Data supplied>

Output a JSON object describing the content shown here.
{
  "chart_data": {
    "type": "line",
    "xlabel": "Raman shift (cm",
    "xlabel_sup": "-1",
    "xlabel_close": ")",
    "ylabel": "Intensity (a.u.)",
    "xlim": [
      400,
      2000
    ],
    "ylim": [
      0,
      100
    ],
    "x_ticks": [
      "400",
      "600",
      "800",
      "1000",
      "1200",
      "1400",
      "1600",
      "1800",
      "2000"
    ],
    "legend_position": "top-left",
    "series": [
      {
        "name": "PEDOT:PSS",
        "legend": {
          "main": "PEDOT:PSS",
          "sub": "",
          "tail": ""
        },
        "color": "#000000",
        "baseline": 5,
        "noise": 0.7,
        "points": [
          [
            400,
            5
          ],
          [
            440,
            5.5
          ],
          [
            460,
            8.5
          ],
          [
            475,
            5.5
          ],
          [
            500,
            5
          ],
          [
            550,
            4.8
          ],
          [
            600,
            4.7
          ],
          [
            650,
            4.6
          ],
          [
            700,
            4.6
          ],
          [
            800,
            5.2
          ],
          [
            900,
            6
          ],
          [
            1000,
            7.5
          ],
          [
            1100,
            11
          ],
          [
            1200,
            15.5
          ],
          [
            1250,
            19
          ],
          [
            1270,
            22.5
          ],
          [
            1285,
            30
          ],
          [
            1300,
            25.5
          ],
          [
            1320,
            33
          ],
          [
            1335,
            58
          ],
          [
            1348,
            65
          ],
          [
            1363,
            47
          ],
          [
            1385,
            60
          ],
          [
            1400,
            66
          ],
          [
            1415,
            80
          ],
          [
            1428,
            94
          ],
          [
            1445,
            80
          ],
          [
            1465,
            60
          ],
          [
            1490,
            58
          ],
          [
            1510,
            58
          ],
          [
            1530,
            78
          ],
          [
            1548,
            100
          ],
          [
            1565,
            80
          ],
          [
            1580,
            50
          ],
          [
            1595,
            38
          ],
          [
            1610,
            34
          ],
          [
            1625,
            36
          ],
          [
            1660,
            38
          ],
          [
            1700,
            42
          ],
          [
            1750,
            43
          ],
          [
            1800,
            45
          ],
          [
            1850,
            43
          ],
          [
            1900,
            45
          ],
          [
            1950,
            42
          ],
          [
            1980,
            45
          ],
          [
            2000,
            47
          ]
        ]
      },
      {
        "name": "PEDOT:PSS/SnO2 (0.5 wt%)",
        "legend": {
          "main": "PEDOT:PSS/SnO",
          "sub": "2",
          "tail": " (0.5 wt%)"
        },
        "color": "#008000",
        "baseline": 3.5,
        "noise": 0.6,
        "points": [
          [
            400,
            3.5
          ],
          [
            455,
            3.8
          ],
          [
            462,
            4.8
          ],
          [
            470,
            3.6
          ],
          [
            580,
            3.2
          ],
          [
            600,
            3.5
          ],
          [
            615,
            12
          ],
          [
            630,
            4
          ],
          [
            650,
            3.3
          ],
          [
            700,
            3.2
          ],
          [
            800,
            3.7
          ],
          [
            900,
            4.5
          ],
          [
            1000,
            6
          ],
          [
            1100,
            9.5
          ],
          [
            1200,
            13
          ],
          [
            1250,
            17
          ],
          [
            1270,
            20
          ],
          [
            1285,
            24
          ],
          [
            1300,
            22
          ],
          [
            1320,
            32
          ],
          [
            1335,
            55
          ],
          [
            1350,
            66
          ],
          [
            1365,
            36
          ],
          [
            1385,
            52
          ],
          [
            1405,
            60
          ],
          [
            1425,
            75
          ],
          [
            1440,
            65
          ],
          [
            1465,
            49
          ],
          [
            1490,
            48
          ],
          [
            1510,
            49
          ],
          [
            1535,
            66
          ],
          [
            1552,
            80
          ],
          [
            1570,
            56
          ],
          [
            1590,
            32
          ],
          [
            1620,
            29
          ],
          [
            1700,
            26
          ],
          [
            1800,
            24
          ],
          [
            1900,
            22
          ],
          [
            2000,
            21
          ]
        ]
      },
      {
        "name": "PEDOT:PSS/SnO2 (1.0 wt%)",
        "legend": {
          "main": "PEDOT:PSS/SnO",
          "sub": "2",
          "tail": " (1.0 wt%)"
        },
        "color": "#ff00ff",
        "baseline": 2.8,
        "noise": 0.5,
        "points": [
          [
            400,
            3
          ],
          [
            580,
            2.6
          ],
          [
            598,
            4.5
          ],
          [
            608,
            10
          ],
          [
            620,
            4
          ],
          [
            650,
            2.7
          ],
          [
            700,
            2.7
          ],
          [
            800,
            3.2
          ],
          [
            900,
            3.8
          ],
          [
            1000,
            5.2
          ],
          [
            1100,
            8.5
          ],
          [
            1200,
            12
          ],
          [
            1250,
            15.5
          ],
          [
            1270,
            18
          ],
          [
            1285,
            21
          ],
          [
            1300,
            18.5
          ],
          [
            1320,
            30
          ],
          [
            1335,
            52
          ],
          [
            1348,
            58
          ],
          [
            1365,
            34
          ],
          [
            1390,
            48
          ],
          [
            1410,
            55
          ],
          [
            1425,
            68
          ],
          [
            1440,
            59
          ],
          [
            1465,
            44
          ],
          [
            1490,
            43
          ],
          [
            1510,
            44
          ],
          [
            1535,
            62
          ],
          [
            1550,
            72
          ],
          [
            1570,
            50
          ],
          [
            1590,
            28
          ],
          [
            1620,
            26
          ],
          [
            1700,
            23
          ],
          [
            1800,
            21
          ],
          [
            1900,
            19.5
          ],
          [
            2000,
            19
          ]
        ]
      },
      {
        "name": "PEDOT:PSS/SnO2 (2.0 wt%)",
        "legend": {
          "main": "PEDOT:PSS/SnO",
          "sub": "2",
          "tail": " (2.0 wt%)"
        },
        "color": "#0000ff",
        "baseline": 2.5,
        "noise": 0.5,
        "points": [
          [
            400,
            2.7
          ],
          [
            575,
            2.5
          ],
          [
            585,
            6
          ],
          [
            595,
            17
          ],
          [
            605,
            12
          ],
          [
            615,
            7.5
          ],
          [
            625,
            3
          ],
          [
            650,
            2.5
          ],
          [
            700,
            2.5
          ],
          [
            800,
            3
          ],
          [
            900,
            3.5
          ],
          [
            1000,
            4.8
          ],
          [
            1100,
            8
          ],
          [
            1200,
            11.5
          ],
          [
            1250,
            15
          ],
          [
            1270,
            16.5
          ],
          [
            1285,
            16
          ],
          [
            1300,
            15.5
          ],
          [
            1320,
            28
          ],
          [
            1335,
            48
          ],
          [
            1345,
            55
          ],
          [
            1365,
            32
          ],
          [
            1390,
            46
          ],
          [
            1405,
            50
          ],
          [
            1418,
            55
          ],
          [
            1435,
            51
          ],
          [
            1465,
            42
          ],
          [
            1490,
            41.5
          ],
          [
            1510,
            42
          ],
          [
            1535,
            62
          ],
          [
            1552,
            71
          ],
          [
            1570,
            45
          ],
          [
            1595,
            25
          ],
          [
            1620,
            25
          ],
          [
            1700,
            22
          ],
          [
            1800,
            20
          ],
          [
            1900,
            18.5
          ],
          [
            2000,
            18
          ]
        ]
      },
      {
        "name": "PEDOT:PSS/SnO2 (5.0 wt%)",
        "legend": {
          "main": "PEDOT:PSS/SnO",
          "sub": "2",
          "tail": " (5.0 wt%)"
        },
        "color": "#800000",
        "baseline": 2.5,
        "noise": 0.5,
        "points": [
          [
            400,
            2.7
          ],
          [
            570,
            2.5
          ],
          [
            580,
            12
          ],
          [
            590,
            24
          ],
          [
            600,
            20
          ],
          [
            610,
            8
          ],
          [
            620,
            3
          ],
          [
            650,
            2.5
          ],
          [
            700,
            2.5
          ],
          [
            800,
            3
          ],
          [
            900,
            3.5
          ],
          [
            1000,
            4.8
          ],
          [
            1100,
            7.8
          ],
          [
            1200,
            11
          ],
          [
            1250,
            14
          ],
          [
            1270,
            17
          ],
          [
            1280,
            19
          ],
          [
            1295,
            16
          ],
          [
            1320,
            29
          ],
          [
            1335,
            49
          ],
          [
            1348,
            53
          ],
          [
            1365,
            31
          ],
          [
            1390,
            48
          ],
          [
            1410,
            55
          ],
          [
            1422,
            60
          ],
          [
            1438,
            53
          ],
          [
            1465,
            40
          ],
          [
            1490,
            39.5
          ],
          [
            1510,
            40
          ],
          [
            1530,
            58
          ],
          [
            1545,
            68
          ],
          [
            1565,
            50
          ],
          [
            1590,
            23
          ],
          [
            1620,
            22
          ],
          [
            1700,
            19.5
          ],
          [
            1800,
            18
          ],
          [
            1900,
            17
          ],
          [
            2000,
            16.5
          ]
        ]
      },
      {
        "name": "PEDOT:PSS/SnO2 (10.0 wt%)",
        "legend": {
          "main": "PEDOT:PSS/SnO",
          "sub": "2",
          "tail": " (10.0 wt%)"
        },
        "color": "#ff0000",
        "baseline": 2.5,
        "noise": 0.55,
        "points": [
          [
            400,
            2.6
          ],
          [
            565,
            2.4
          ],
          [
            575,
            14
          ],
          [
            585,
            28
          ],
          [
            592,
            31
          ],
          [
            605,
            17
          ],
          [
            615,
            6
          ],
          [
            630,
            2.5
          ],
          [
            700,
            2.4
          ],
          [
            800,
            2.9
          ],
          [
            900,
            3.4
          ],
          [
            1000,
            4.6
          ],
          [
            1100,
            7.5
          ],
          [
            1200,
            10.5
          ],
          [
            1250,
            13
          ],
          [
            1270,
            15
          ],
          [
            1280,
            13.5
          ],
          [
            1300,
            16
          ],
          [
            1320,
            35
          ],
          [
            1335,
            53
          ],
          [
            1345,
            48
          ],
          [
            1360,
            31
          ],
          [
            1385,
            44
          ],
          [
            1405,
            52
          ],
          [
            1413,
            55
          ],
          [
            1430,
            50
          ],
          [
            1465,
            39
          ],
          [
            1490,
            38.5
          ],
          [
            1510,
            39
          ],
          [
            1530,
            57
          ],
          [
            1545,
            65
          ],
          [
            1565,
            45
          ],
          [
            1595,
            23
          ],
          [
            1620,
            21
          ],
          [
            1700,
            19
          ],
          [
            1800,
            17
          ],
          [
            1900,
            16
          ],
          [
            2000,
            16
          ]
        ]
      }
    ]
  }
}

Requirements> Extract every line above that contains the word "tail".

Answer to this problem>
          "tail": ""
          "tail": " (0.5 wt%)"
          "tail": " (1.0 wt%)"
          "tail": " (2.0 wt%)"
          "tail": " (5.0 wt%)"
          "tail": " (10.0 wt%)"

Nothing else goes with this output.